§ **Job**
Word for word, repeat the entries, minus the pictures.

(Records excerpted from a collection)
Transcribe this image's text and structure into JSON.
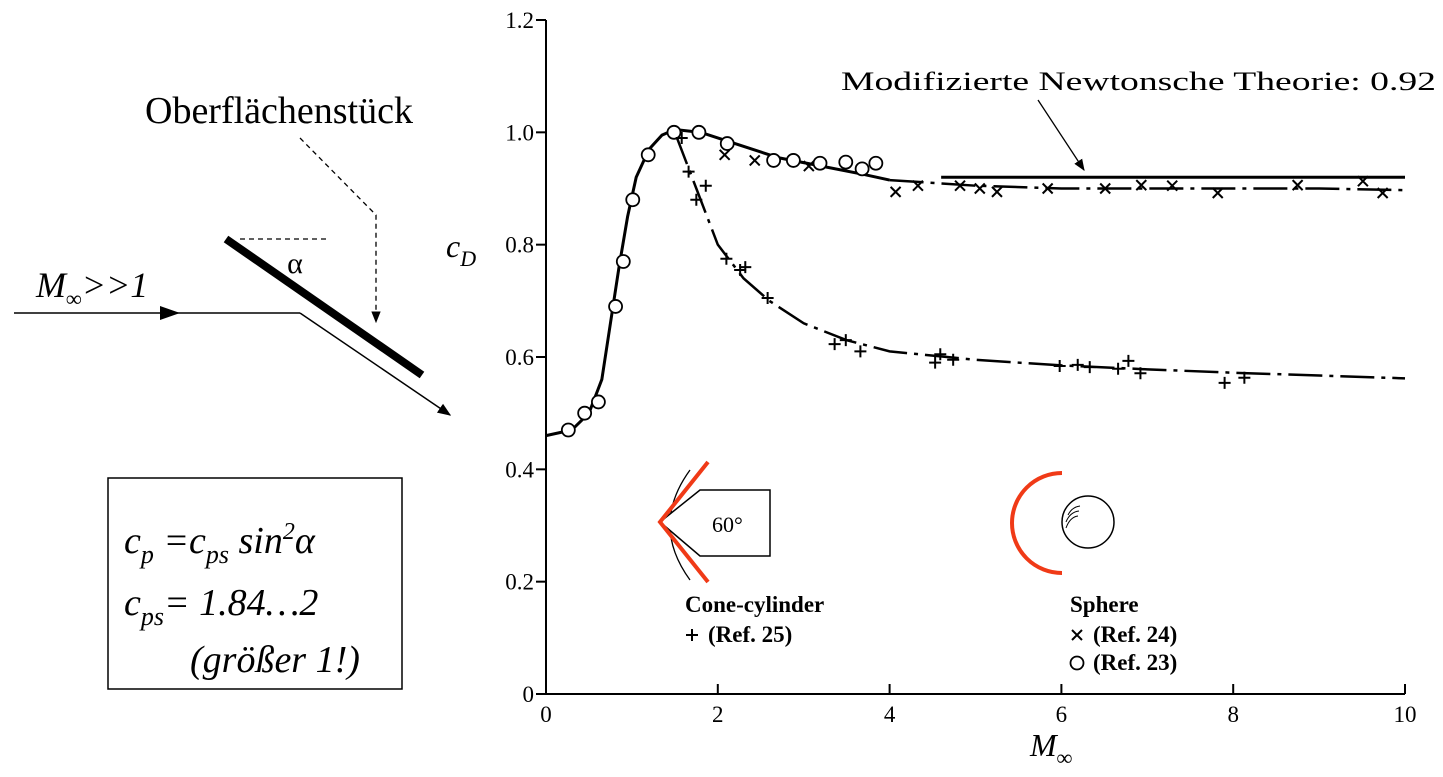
{
  "diagram": {
    "flow_label": [
      "M",
      "∞",
      ">>1"
    ],
    "angle": "α",
    "surface_label": "Oberflächenstück",
    "formula": {
      "line1": [
        "c",
        "p",
        " =c",
        "ps",
        " sin",
        "2",
        "α"
      ],
      "line2": [
        "c",
        "ps",
        "= 1.84…2"
      ],
      "line3": "(größer 1!)"
    }
  },
  "chart_data": {
    "type": "scatter",
    "xlim": [
      0,
      10
    ],
    "ylim": [
      0,
      1.2
    ],
    "xticks": [
      0,
      2,
      4,
      6,
      8,
      10
    ],
    "yticks": [
      0,
      0.2,
      0.4,
      0.6,
      0.8,
      {
        "value": 1,
        "label": "1.0"
      },
      1.2
    ],
    "xlabel": [
      "M",
      "∞"
    ],
    "ylabel": [
      "c",
      "D"
    ],
    "series": [
      {
        "name": "(Ref. 23)",
        "marker": "circle",
        "color": "#000000",
        "x": [
          0.26,
          0.45,
          0.61,
          0.81,
          0.9,
          1.01,
          1.19,
          1.49,
          1.78,
          2.11,
          2.65,
          2.88,
          3.19,
          3.49,
          3.68,
          3.84
        ],
        "y": [
          0.47,
          0.5,
          0.52,
          0.69,
          0.77,
          0.88,
          0.96,
          1.0,
          1.0,
          0.98,
          0.95,
          0.95,
          0.945,
          0.947,
          0.935,
          0.945
        ]
      },
      {
        "name": "(Ref. 24)",
        "marker": "x",
        "color": "#000000",
        "x": [
          2.08,
          2.43,
          3.06,
          4.07,
          4.33,
          4.82,
          5.05,
          5.25,
          5.84,
          6.51,
          6.93,
          7.29,
          7.82,
          8.75,
          9.51,
          9.74
        ],
        "y": [
          0.96,
          0.95,
          0.94,
          0.894,
          0.905,
          0.905,
          0.9,
          0.894,
          0.9,
          0.9,
          0.906,
          0.905,
          0.892,
          0.906,
          0.913,
          0.892
        ]
      },
      {
        "name": "(Ref. 25)",
        "marker": "plus",
        "color": "#000000",
        "x": [
          1.58,
          1.66,
          1.75,
          1.86,
          2.1,
          2.26,
          2.32,
          2.58,
          3.36,
          3.49,
          3.66,
          4.53,
          4.59,
          4.74,
          5.98,
          6.19,
          6.33,
          6.66,
          6.78,
          6.92,
          7.9,
          8.13
        ],
        "y": [
          0.99,
          0.93,
          0.88,
          0.905,
          0.775,
          0.755,
          0.76,
          0.705,
          0.623,
          0.63,
          0.61,
          0.59,
          0.605,
          0.595,
          0.584,
          0.586,
          0.582,
          0.579,
          0.593,
          0.571,
          0.554,
          0.563
        ]
      }
    ],
    "curves": [
      {
        "style": "solid",
        "x": [
          0,
          0.3,
          0.5,
          0.65,
          0.75,
          0.85,
          0.95,
          1.05,
          1.2,
          1.35,
          1.5,
          1.8,
          2.2,
          2.7,
          3.2,
          3.7,
          4.0
        ],
        "y": [
          0.46,
          0.47,
          0.5,
          0.56,
          0.66,
          0.76,
          0.85,
          0.92,
          0.97,
          0.995,
          1.005,
          1.0,
          0.98,
          0.955,
          0.94,
          0.925,
          0.915
        ]
      },
      {
        "style": "dashdot",
        "x": [
          4.0,
          5,
          6,
          7,
          8,
          9,
          10
        ],
        "y": [
          0.915,
          0.905,
          0.9,
          0.9,
          0.9,
          0.9,
          0.897
        ]
      },
      {
        "style": "dashdot",
        "x": [
          1.5,
          1.75,
          2.0,
          2.3,
          2.6,
          3.0,
          3.5,
          4.0,
          5,
          6,
          7,
          8,
          9,
          10
        ],
        "y": [
          1.0,
          0.9,
          0.8,
          0.74,
          0.7,
          0.66,
          0.63,
          0.61,
          0.595,
          0.585,
          0.578,
          0.572,
          0.567,
          0.562
        ]
      }
    ],
    "reference_line": {
      "label": "Modifizierte Newtonsche Theorie: 0.92",
      "value": 0.92,
      "xlim": [
        4.6,
        10
      ]
    },
    "insets": {
      "cone": {
        "title": "Cone-cylinder",
        "angle": "60°"
      },
      "sphere": {
        "title": "Sphere"
      }
    }
  }
}
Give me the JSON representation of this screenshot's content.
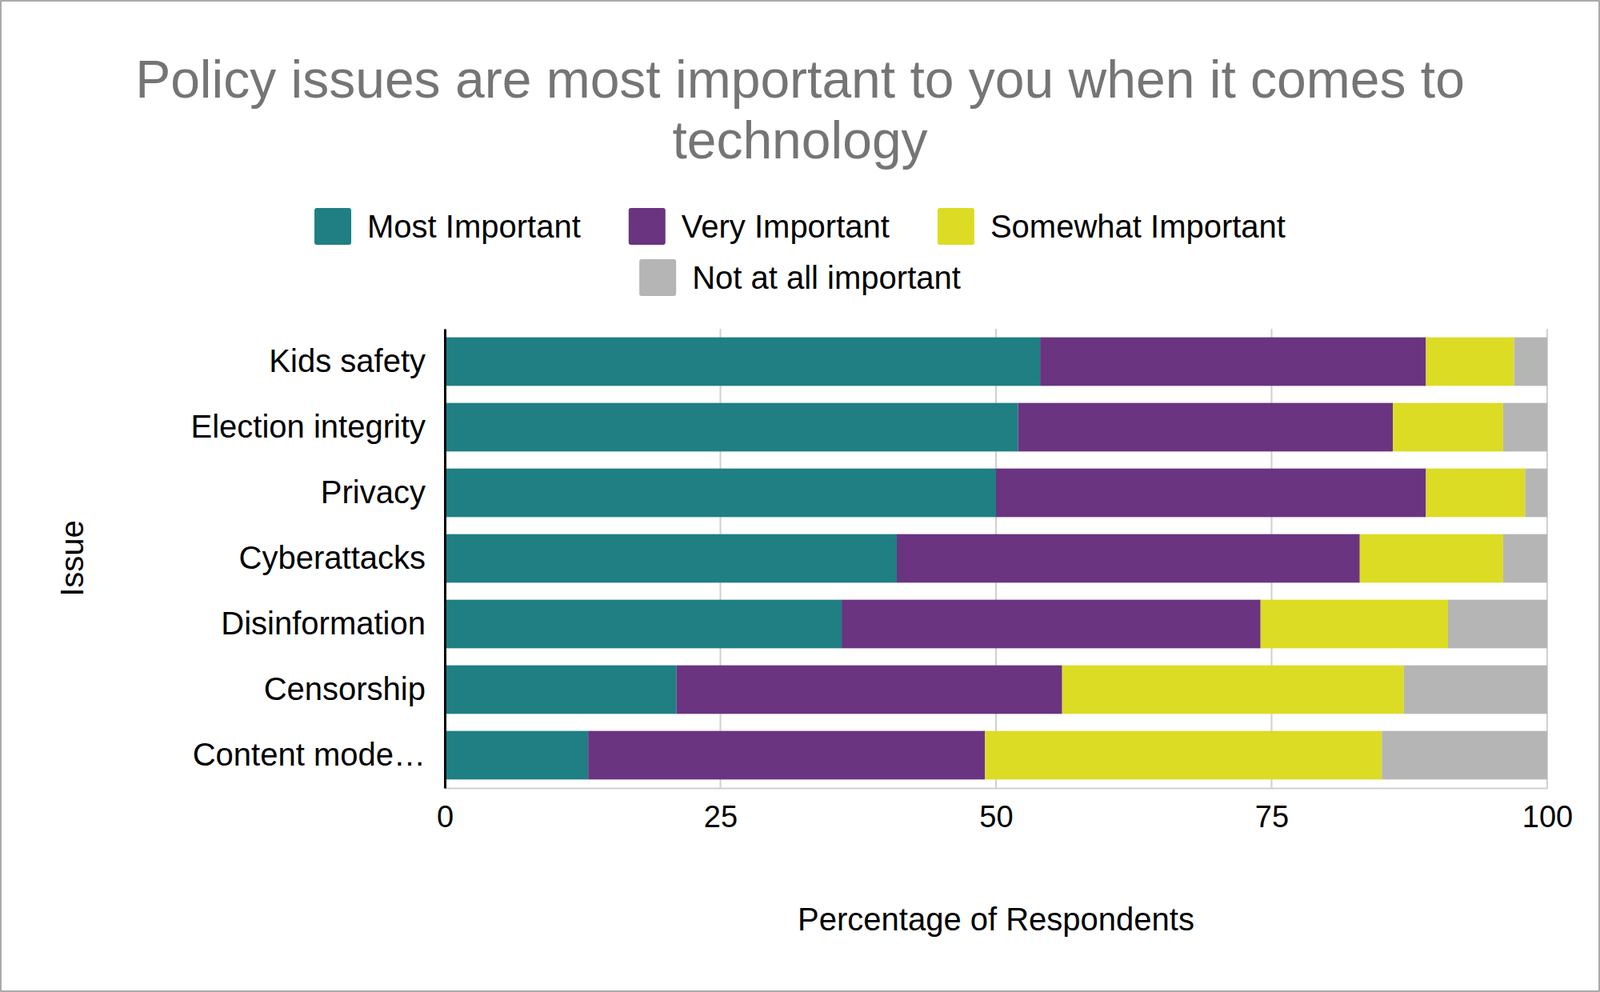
{
  "chart_data": {
    "type": "bar",
    "orientation": "horizontal",
    "stacked": true,
    "title": "Policy issues are most important to you when it comes to technology",
    "x_label": "Percentage of Respondents",
    "y_label": "Issue",
    "categories": [
      "Kids safety",
      "Election integrity",
      "Privacy",
      "Cyberattacks",
      "Disinformation",
      "Censorship",
      "Content mode…"
    ],
    "series": [
      {
        "name": "Most Important",
        "color": "#1f7f83",
        "values": [
          54,
          52,
          50,
          41,
          36,
          21,
          13
        ]
      },
      {
        "name": "Very Important",
        "color": "#6a3480",
        "values": [
          35,
          34,
          39,
          42,
          38,
          35,
          36
        ]
      },
      {
        "name": "Somewhat Important",
        "color": "#dcdc24",
        "values": [
          8,
          10,
          9,
          13,
          17,
          31,
          36
        ]
      },
      {
        "name": "Not at all important",
        "color": "#b5b5b5",
        "values": [
          3,
          4,
          2,
          4,
          9,
          13,
          15
        ]
      }
    ],
    "xlim": [
      0,
      100
    ],
    "xticks": [
      0,
      25,
      50,
      75,
      100
    ],
    "grid": true,
    "legend": "top"
  }
}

§ **Full output**
Transcribe this image's text and structure into JSON.
{
  "diagram": {
    "flow_label": [
      "M",
      "∞",
      ">>1"
    ],
    "angle": "α",
    "surface_label": "Oberflächenstück",
    "formula": {
      "line1": [
        "c",
        "p",
        " =c",
        "ps",
        " sin",
        "2",
        "α"
      ],
      "line2": [
        "c",
        "ps",
        "= 1.84…2"
      ],
      "line3": "(größer 1!)"
    }
  },
  "chart_data": {
    "type": "scatter",
    "xlim": [
      0,
      10
    ],
    "ylim": [
      0,
      1.2
    ],
    "xticks": [
      0,
      2,
      4,
      6,
      8,
      10
    ],
    "yticks": [
      0,
      0.2,
      0.4,
      0.6,
      0.8,
      {
        "value": 1,
        "label": "1.0"
      },
      1.2
    ],
    "xlabel": [
      "M",
      "∞"
    ],
    "ylabel": [
      "c",
      "D"
    ],
    "series": [
      {
        "name": "(Ref. 23)",
        "marker": "circle",
        "color": "#000000",
        "x": [
          0.26,
          0.45,
          0.61,
          0.81,
          0.9,
          1.01,
          1.19,
          1.49,
          1.78,
          2.11,
          2.65,
          2.88,
          3.19,
          3.49,
          3.68,
          3.84
        ],
        "y": [
          0.47,
          0.5,
          0.52,
          0.69,
          0.77,
          0.88,
          0.96,
          1.0,
          1.0,
          0.98,
          0.95,
          0.95,
          0.945,
          0.947,
          0.935,
          0.945
        ]
      },
      {
        "name": "(Ref. 24)",
        "marker": "x",
        "color": "#000000",
        "x": [
          2.08,
          2.43,
          3.06,
          4.07,
          4.33,
          4.82,
          5.05,
          5.25,
          5.84,
          6.51,
          6.93,
          7.29,
          7.82,
          8.75,
          9.51,
          9.74
        ],
        "y": [
          0.96,
          0.95,
          0.94,
          0.894,
          0.905,
          0.905,
          0.9,
          0.894,
          0.9,
          0.9,
          0.906,
          0.905,
          0.892,
          0.906,
          0.913,
          0.892
        ]
      },
      {
        "name": "(Ref. 25)",
        "marker": "plus",
        "color": "#000000",
        "x": [
          1.58,
          1.66,
          1.75,
          1.86,
          2.1,
          2.26,
          2.32,
          2.58,
          3.36,
          3.49,
          3.66,
          4.53,
          4.59,
          4.74,
          5.98,
          6.19,
          6.33,
          6.66,
          6.78,
          6.92,
          7.9,
          8.13
        ],
        "y": [
          0.99,
          0.93,
          0.88,
          0.905,
          0.775,
          0.755,
          0.76,
          0.705,
          0.623,
          0.63,
          0.61,
          0.59,
          0.605,
          0.595,
          0.584,
          0.586,
          0.582,
          0.579,
          0.593,
          0.571,
          0.554,
          0.563
        ]
      }
    ],
    "curves": [
      {
        "style": "solid",
        "x": [
          0,
          0.3,
          0.5,
          0.65,
          0.75,
          0.85,
          0.95,
          1.05,
          1.2,
          1.35,
          1.5,
          1.8,
          2.2,
          2.7,
          3.2,
          3.7,
          4.0
        ],
        "y": [
          0.46,
          0.47,
          0.5,
          0.56,
          0.66,
          0.76,
          0.85,
          0.92,
          0.97,
          0.995,
          1.005,
          1.0,
          0.98,
          0.955,
          0.94,
          0.925,
          0.915
        ]
      },
      {
        "style": "dashdot",
        "x": [
          4.0,
          5,
          6,
          7,
          8,
          9,
          10
        ],
        "y": [
          0.915,
          0.905,
          0.9,
          0.9,
          0.9,
          0.9,
          0.897
        ]
      },
      {
        "style": "dashdot",
        "x": [
          1.5,
          1.75,
          2.0,
          2.3,
          2.6,
          3.0,
          3.5,
          4.0,
          5,
          6,
          7,
          8,
          9,
          10
        ],
        "y": [
          1.0,
          0.9,
          0.8,
          0.74,
          0.7,
          0.66,
          0.63,
          0.61,
          0.595,
          0.585,
          0.578,
          0.572,
          0.567,
          0.562
        ]
      }
    ],
    "reference_line": {
      "label": "Modifizierte Newtonsche Theorie: 0.92",
      "value": 0.92,
      "xlim": [
        4.6,
        10
      ]
    },
    "insets": {
      "cone": {
        "title": "Cone-cylinder",
        "angle": "60°"
      },
      "sphere": {
        "title": "Sphere"
      }
    }
  }
}
Give me the JSON representation of this screenshot's content.
{
  "chart_data": {
    "type": "bar",
    "orientation": "horizontal",
    "stacked": true,
    "title": "Policy issues are most important to you when it comes to technology",
    "x_label": "Percentage of Respondents",
    "y_label": "Issue",
    "categories": [
      "Kids safety",
      "Election integrity",
      "Privacy",
      "Cyberattacks",
      "Disinformation",
      "Censorship",
      "Content mode…"
    ],
    "series": [
      {
        "name": "Most Important",
        "color": "#1f7f83",
        "values": [
          54,
          52,
          50,
          41,
          36,
          21,
          13
        ]
      },
      {
        "name": "Very Important",
        "color": "#6a3480",
        "values": [
          35,
          34,
          39,
          42,
          38,
          35,
          36
        ]
      },
      {
        "name": "Somewhat Important",
        "color": "#dcdc24",
        "values": [
          8,
          10,
          9,
          13,
          17,
          31,
          36
        ]
      },
      {
        "name": "Not at all important",
        "color": "#b5b5b5",
        "values": [
          3,
          4,
          2,
          4,
          9,
          13,
          15
        ]
      }
    ],
    "xlim": [
      0,
      100
    ],
    "xticks": [
      0,
      25,
      50,
      75,
      100
    ],
    "grid": true,
    "legend": "top"
  }
}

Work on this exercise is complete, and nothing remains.